» Text provided:
All right, I’m just going to say it: it’s going to be Amazon (I’m taking bets —leave a comment if you want some of the action). “But hold on”, I hear you say, “Amazon’s audio platform is called Audible. It’s a repurposed audiobook catalogue and, despite years of effort, they haven’t made even a tiny dent on the non-audiobook business. An audio outsider like Amazon doesn’t stand a chance!”

You’re right, of course. They’re slow off the mark and Audible itself is a pretty charmless environment in which to win over the next generation of audio nuts. There’s even a reasonable chance that Amazon will just ignore the podcast revolution all together, write the whole thing off and focus on the Billions they make from retail, video and web services. But I doubt it. Here’s why it’ll be Amazon that wins podcasting:

They’re everywhere. Amazon apps —shopping, video, music, Kindle, Alexa —have hundreds of millions of installs between them. Installed on audio-ready devices and pre-loaded with credit card numbers and a detailed purchase history.

They have a billing relationship with millions of people. There are around 90M Amazon Prime accounts in the US and it’s estimated that each spends $1,300/year with Amazon (about a third of UK households are already paying members). Few have even a fraction of Amazon’s customer base, let alone paying customers. Audible itself is a subscription platform that’s cross-promoted to Prime subscribers and Amazon has made clever use of cross-promotion in launching a dozen other services over the years.

They know how to sell media to millennials. They’re no Netflix but Amazon Prime Video already reaches millions of people in podcasting’s demographic sweet spot. Audible, in fact, already commissions a small number of ‘original audio series’ (they don’t call them podcasts, of course) and cross-promoting them to the company’s other audiences will effortlessly produce the kind of listening figures that most podcasters would kill for.

They own the most promising new interface to the global store of audio. Echo is the best of the voice-controlled devices and it’s already in 11% of US homes (an adoption rate that looks similar to that of radio in the 1920s). Better yet, it turns out that audio is one of the most popular services among users (according to this RadioPlayer research, from the UK, radio is the most popular category of audio on ‘smart speakers’). The affordances are perfectly aligned. Who knew?

Their platform will permit all the scary ad-tech. No dependence on sad old RSS here so there’s nothing stopping Amazon from dynamically serving you ads, right into the audio stream —and all targeted with insane precision, because…

…let’s face it, they know everything. It’s not clear exactly what information the Audible app captures as you listen but it’s safe to assume that —in addition to Amazon’s detailed understanding of what you like to buy— they know where and when you’re listening, how often you listen, how far you get through a download, how many sessions it takes you to complete a listen. And it would be trivially easy for Audible to capture a more detailed picture, using the sensors in your smartphone to learn what you listen to while you’re working out, while you’re commuting, on your lunch break, in the woods, on an aeroplane, in bed, in the vicinity of a military base

This level of detail —especially if passed on to producers— would profoundly change podcasting, becoming the primary influence on choice of formats, voices, themes and styles across the business —just as it has in journalism and video. More, it might secure commercial viability for an industry that, frankly, still looks shaky.

» Information provided:

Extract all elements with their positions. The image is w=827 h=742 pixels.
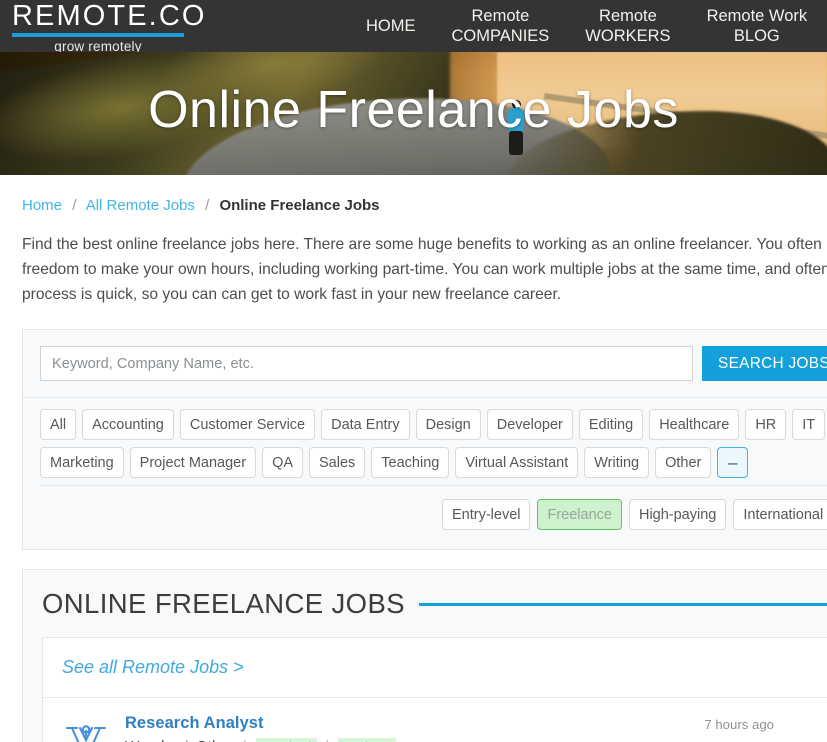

» Required work:
1. Which Amazon apps does the article on Amazon and podcasting name as having hundreds of millions of installs between them?
2. Continue the article on Amazon and podcasting, picking up after its final sentence.

» In response:
1. Shopping, video, music, Kindle and Alexa.

2.
The only question, for Amazon, is going to be “how much is this worth?” If podcasting turns out to be worth a tenth of video streaming, it might be worth the engineering and marketing effort to relaunch Audible as a podcasting platform. If it’s a hundredth, they’ll hesitate and may not even bother. And, incidentally, this may explain why Amazon has been slow to capitalise on Audible’s ubiquity. Is Amazon holding back because their data tells them that podcasting’s just not worth it? I do hope not.

Bonus episode

I’m aware that I’ve left out some fairly important platforms. Not because I don’t think they’re important, although, actually, I don’t think they are quite as important. But I accept that some of these stories are going to be as interesting and influential as the big ones above…

Spotify’s Podcast offer is pretty rich but it sits alongside music uncomfortably —and there are some pretty hideous interface issues. The Swedes are about to raise a lot of money via an unusual direct listing on the NYSE, though and they could choose to blow a chunk of that money expanding their catalogue of commissioned audio content (and tidying up the UI). That would be interesting in itself, because it would represent an opportunity for institutional and retail investors to get involved in the next generation of podcasting platforms pretty directly.

Meanwhile, Who We Be, a new podcast tied to one of the platform’s big urban music playlists and presented by British DJ and broadcaster DJ Semtex, is probably a model for the next wave of speech audio from Spotify.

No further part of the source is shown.